--- Set problem ---
Reproduce every line of the material below, but drop the pictures.

# # # #

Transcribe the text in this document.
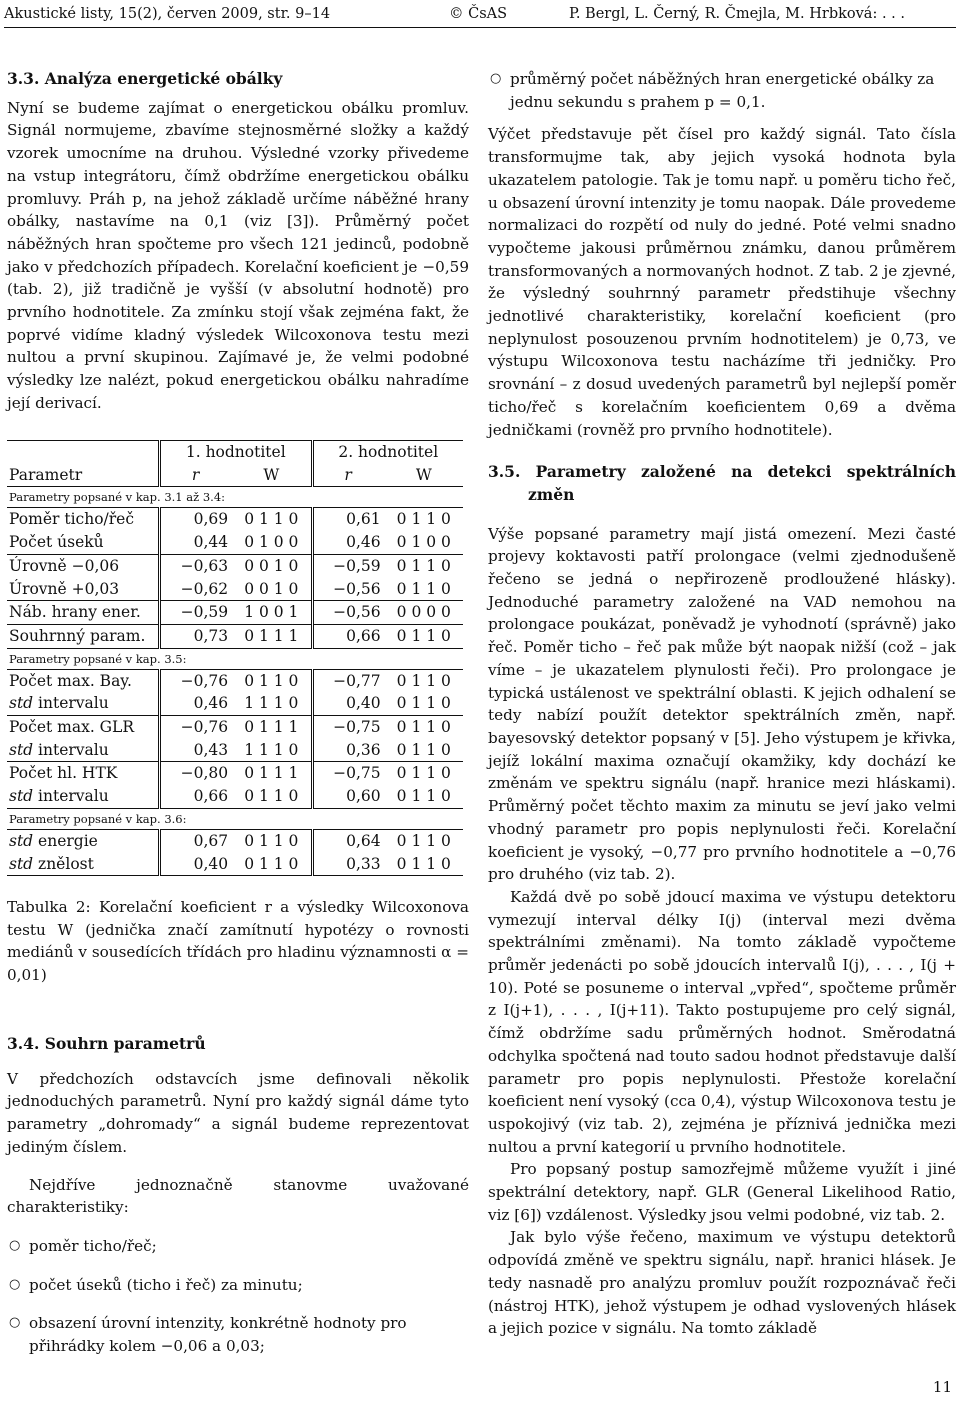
Akustické listy, 15(2), červen 2009, str. 9–14	© ČsAS	P. Bergl, L. Černý, R. Čmejla, M. Hrbková: . . .

3.3. Analýza energetické obálky

Nyní se budeme zajímat o energetickou obálku promluv. Signál normujeme, zbavíme stejnosměrné složky a každý vzorek umocníme na druhou. Výsledné vzorky přivedeme na vstup integrátoru, čímž obdržíme energetickou obálku promluvy. Práh p, na jehož základě určíme náběžné hrany obálky, nastavíme na 0,1 (viz [3]). Průměrný počet náběžných hran spočteme pro všech 121 jedinců, podobně jako v předchozích případech. Korelační koeficient je −0,59 (tab. 2), již tradičně je vyšší (v absolutní hodnotě) pro prvního hodnotitele. Za zmínku stojí však zejména fakt, že poprvé vidíme kladný výsledek Wilcoxonova testu mezi nultou a první skupinou. Zajímavé je, že velmi podobné výsledky lze nalézt, pokud energetickou obálku nahradíme její derivací.

	1. hodnotitel		2. hodnotitel	
Parametr	r	W	r	W
Parametry popsané v kap. 3.1 až 3.4:				
Poměr ticho/řeč	0,69	0 1 1 0	0,61	0 1 1 0
Počet úseků	0,44	0 1 0 0	0,46	0 1 0 0
Úrovně −0,06	−0,63	0 0 1 0	−0,59	0 1 1 0
Úrovně +0,03	−0,62	0 0 1 0	−0,56	0 1 1 0
Náb. hrany ener.	−0,59	1 0 0 1	−0,56	0 0 0 0
Souhrnný param.	0,73	0 1 1 1	0,66	0 1 1 0
Parametry popsané v kap. 3.5:				
Počet max. Bay.	−0,76	0 1 1 0	−0,77	0 1 1 0
std intervalu	0,46	1 1 1 0	0,40	0 1 1 0
Počet max. GLR	−0,76	0 1 1 1	−0,75	0 1 1 0
std intervalu	0,43	1 1 1 0	0,36	0 1 1 0
Počet hl. HTK	−0,80	0 1 1 1	−0,75	0 1 1 0
std intervalu	0,66	0 1 1 0	0,60	0 1 1 0
Parametry popsané v kap. 3.6:				
std energie	0,67	0 1 1 0	0,64	0 1 1 0
std znělost	0,40	0 1 1 0	0,33	0 1 1 0
Tabulka 2: Korelační koeficient r a výsledky Wilcoxonova testu W (jednička značí zamítnutí hypotézy o rovnosti mediánů v sousedících třídách pro hladinu významnosti α = 0,01)

3.4. Souhrn parametrů

V předchozích odstavcích jsme definovali několik jednoduchých parametrů. Nyní pro každý signál dáme tyto parametry „dohromady“ a signál budeme reprezentovat jediným číslem.

Nejdříve jednoznačně stanovme uvažované charakteristiky:

○ poměr ticho/řeč;
○ počet úseků (ticho i řeč) za minutu;
○ obsazení úrovní intenzity, konkrétně hodnoty pro přihrádky kolem −0,06 a 0,03;
○ průměrný počet náběžných hran energetické obálky za jednu sekundu s prahem p = 0,1.

Výčet představuje pět čísel pro každý signál. Tato čísla transformujme tak, aby jejich vysoká hodnota byla ukazatelem patologie. Tak je tomu např. u poměru ticho řeč, u obsazení úrovní intenzity je tomu naopak. Dále provedeme normalizaci do rozpětí od nuly do jedné. Poté velmi snadno vypočteme jakousi průměrnou známku, danou průměrem transformovaných a normovaných hodnot. Z tab. 2 je zjevné, že výsledný souhrnný parametr předstihuje všechny jednotlivé charakteristiky, korelační koeficient (pro neplynulost posouzenou prvním hodnotitelem) je 0,73, ve výstupu Wilcoxonova testu nacházíme tři jedničky. Pro srovnání – z dosud uvedených parametrů byl nejlepší poměr ticho/řeč s korelačním koeficientem 0,69 a dvěma jedničkami (rovněž pro prvního hodnotitele).

3.5. Parametry založené na detekci spektrálních změn

Výše popsané parametry mají jistá omezení. Mezi časté projevy koktavosti patří prolongace (velmi zjednodušeně řečeno se jedná o nepřirozeně prodloužené hlásky). Jednoduché parametry založené na VAD nemohou na prolongace poukázat, poněvadž je vyhodnotí (správně) jako řeč. Poměr ticho – řeč pak může být naopak nižší (což – jak víme – je ukazatelem plynulosti řeči). Pro prolongace je typická ustálenost ve spektrální oblasti. K jejich odhalení se tedy nabízí použít detektor spektrálních změn, např. bayesovský detektor popsaný v [5]. Jeho výstupem je křivka, jejíž lokální maxima označují okamžiky, kdy dochází ke změnám ve spektru signálu (např. hranice mezi hláskami). Průměrný počet těchto maxim za minutu se jeví jako velmi vhodný parametr pro popis neplynulosti řeči. Korelační koeficient je vysoký, −0,77 pro prvního hodnotitele a −0,76 pro druhého (viz tab. 2).

Každá dvě po sobě jdoucí maxima ve výstupu detektoru vymezují interval délky I(j) (interval mezi dvěma spektrálními změnami). Na tomto základě vypočteme průměr jedenácti po sobě jdoucích intervalů I(j), . . . , I(j + 10). Poté se posuneme o interval „vpřed“, spočteme průměr z I(j+1), . . . , I(j+11). Takto postupujeme pro celý signál, čímž obdržíme sadu průměrných hodnot. Směrodatná odchylka spočtená nad touto sadou hodnot představuje další parametr pro popis neplynulosti. Přestože korelační koeficient není vysoký (cca 0,4), výstup Wilcoxonova testu je uspokojivý (viz tab. 2), zejména je příznivá jednička mezi nultou a první kategorií u prvního hodnotitele.

Pro popsaný postup samozřejmě můžeme využít i jiné spektrální detektory, např. GLR (General Likelihood Ratio, viz [6]) vzdálenost. Výsledky jsou velmi podobné, viz tab. 2.

Jak bylo výše řečeno, maximum ve výstupu detektorů odpovídá změně ve spektru signálu, např. hranici hlásek. Je tedy nasnadě pro analýzu promluv použít rozpoznávač řeči (nástroj HTK), jehož výstupem je odhad vyslovených hlásek a jejich pozice v signálu. Na tomto základě

11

# # # #

--- Complete response ---
Transcribe the text in this document.
Akustické listy, 15(2), červen 2009, str. 9–14	© ČsAS	P. Bergl, L. Černý, R. Čmejla, M. Hrbková: . . .

3.3. Analýza energetické obálky

Nyní se budeme zajímat o energetickou obálku promluv. Signál normujeme, zbavíme stejnosměrné složky a každý vzorek umocníme na druhou. Výsledné vzorky přivedeme na vstup integrátoru, čímž obdržíme energetickou obálku promluvy. Práh p, na jehož základě určíme náběžné hrany obálky, nastavíme na 0,1 (viz [3]). Průměrný počet náběžných hran spočteme pro všech 121 jedinců, podobně jako v předchozích případech. Korelační koeficient je −0,59 (tab. 2), již tradičně je vyšší (v absolutní hodnotě) pro prvního hodnotitele. Za zmínku stojí však zejména fakt, že poprvé vidíme kladný výsledek Wilcoxonova testu mezi nultou a první skupinou. Zajímavé je, že velmi podobné výsledky lze nalézt, pokud energetickou obálku nahradíme její derivací.

	1. hodnotitel		2. hodnotitel	
Parametr	r	W	r	W
Parametry popsané v kap. 3.1 až 3.4:				
Poměr ticho/řeč	0,69	0 1 1 0	0,61	0 1 1 0
Počet úseků	0,44	0 1 0 0	0,46	0 1 0 0
Úrovně −0,06	−0,63	0 0 1 0	−0,59	0 1 1 0
Úrovně +0,03	−0,62	0 0 1 0	−0,56	0 1 1 0
Náb. hrany ener.	−0,59	1 0 0 1	−0,56	0 0 0 0
Souhrnný param.	0,73	0 1 1 1	0,66	0 1 1 0
Parametry popsané v kap. 3.5:				
Počet max. Bay.	−0,76	0 1 1 0	−0,77	0 1 1 0
std intervalu	0,46	1 1 1 0	0,40	0 1 1 0
Počet max. GLR	−0,76	0 1 1 1	−0,75	0 1 1 0
std intervalu	0,43	1 1 1 0	0,36	0 1 1 0
Počet hl. HTK	−0,80	0 1 1 1	−0,75	0 1 1 0
std intervalu	0,66	0 1 1 0	0,60	0 1 1 0
Parametry popsané v kap. 3.6:				
std energie	0,67	0 1 1 0	0,64	0 1 1 0
std znělost	0,40	0 1 1 0	0,33	0 1 1 0
Tabulka 2: Korelační koeficient r a výsledky Wilcoxonova testu W (jednička značí zamítnutí hypotézy o rovnosti mediánů v sousedících třídách pro hladinu významnosti α = 0,01)

3.4. Souhrn parametrů

V předchozích odstavcích jsme definovali několik jednoduchých parametrů. Nyní pro každý signál dáme tyto parametry „dohromady“ a signál budeme reprezentovat jediným číslem.

Nejdříve jednoznačně stanovme uvažované charakteristiky:

○ poměr ticho/řeč;
○ počet úseků (ticho i řeč) za minutu;
○ obsazení úrovní intenzity, konkrétně hodnoty pro přihrádky kolem −0,06 a 0,03;
○ průměrný počet náběžných hran energetické obálky za jednu sekundu s prahem p = 0,1.

Výčet představuje pět čísel pro každý signál. Tato čísla transformujme tak, aby jejich vysoká hodnota byla ukazatelem patologie. Tak je tomu např. u poměru ticho řeč, u obsazení úrovní intenzity je tomu naopak. Dále provedeme normalizaci do rozpětí od nuly do jedné. Poté velmi snadno vypočteme jakousi průměrnou známku, danou průměrem transformovaných a normovaných hodnot. Z tab. 2 je zjevné, že výsledný souhrnný parametr předstihuje všechny jednotlivé charakteristiky, korelační koeficient (pro neplynulost posouzenou prvním hodnotitelem) je 0,73, ve výstupu Wilcoxonova testu nacházíme tři jedničky. Pro srovnání – z dosud uvedených parametrů byl nejlepší poměr ticho/řeč s korelačním koeficientem 0,69 a dvěma jedničkami (rovněž pro prvního hodnotitele).

3.5. Parametry založené na detekci spektrálních změn

Výše popsané parametry mají jistá omezení. Mezi časté projevy koktavosti patří prolongace (velmi zjednodušeně řečeno se jedná o nepřirozeně prodloužené hlásky). Jednoduché parametry založené na VAD nemohou na prolongace poukázat, poněvadž je vyhodnotí (správně) jako řeč. Poměr ticho – řeč pak může být naopak nižší (což – jak víme – je ukazatelem plynulosti řeči). Pro prolongace je typická ustálenost ve spektrální oblasti. K jejich odhalení se tedy nabízí použít detektor spektrálních změn, např. bayesovský detektor popsaný v [5]. Jeho výstupem je křivka, jejíž lokální maxima označují okamžiky, kdy dochází ke změnám ve spektru signálu (např. hranice mezi hláskami). Průměrný počet těchto maxim za minutu se jeví jako velmi vhodný parametr pro popis neplynulosti řeči. Korelační koeficient je vysoký, −0,77 pro prvního hodnotitele a −0,76 pro druhého (viz tab. 2).

Každá dvě po sobě jdoucí maxima ve výstupu detektoru vymezují interval délky I(j) (interval mezi dvěma spektrálními změnami). Na tomto základě vypočteme průměr jedenácti po sobě jdoucích intervalů I(j), . . . , I(j + 10). Poté se posuneme o interval „vpřed“, spočteme průměr z I(j+1), . . . , I(j+11). Takto postupujeme pro celý signál, čímž obdržíme sadu průměrných hodnot. Směrodatná odchylka spočtená nad touto sadou hodnot představuje další parametr pro popis neplynulosti. Přestože korelační koeficient není vysoký (cca 0,4), výstup Wilcoxonova testu je uspokojivý (viz tab. 2), zejména je příznivá jednička mezi nultou a první kategorií u prvního hodnotitele.

Pro popsaný postup samozřejmě můžeme využít i jiné spektrální detektory, např. GLR (General Likelihood Ratio, viz [6]) vzdálenost. Výsledky jsou velmi podobné, viz tab. 2.

Jak bylo výše řečeno, maximum ve výstupu detektorů odpovídá změně ve spektru signálu, např. hranici hlásek. Je tedy nasnadě pro analýzu promluv použít rozpoznávač řeči (nástroj HTK), jehož výstupem je odhad vyslovených hlásek a jejich pozice v signálu. Na tomto základě

11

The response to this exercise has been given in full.